*DIRECTIONS FOR THIS TASK*
From the listing below, pull each line that includes "Raspador".

*EXERCISE DATA*
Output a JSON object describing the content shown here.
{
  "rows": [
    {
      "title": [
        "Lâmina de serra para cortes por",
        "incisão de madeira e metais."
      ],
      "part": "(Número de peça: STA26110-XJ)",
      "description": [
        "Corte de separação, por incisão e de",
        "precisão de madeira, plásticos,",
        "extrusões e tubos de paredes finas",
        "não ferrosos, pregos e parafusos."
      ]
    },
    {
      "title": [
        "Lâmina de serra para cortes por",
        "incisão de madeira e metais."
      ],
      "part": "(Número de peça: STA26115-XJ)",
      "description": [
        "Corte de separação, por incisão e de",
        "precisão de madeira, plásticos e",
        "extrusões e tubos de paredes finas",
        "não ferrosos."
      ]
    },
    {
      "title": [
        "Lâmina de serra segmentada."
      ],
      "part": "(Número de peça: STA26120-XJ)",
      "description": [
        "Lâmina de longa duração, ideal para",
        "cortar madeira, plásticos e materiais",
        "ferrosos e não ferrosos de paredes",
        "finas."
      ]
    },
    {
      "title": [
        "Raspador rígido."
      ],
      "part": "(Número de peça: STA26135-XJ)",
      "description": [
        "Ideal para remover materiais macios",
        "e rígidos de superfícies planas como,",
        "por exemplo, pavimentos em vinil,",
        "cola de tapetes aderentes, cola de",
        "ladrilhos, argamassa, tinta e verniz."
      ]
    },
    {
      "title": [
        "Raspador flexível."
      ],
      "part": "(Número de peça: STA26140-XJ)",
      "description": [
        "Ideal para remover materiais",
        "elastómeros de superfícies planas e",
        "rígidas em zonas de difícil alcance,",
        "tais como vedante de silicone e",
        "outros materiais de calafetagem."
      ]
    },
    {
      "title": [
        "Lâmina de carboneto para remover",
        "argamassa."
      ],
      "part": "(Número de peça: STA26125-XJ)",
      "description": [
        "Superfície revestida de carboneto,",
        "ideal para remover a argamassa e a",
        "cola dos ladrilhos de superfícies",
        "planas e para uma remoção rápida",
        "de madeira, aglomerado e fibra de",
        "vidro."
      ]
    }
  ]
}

*OUTPUT FOR THIS EXERCISE*
        "Raspador rígido."
        "Raspador flexível."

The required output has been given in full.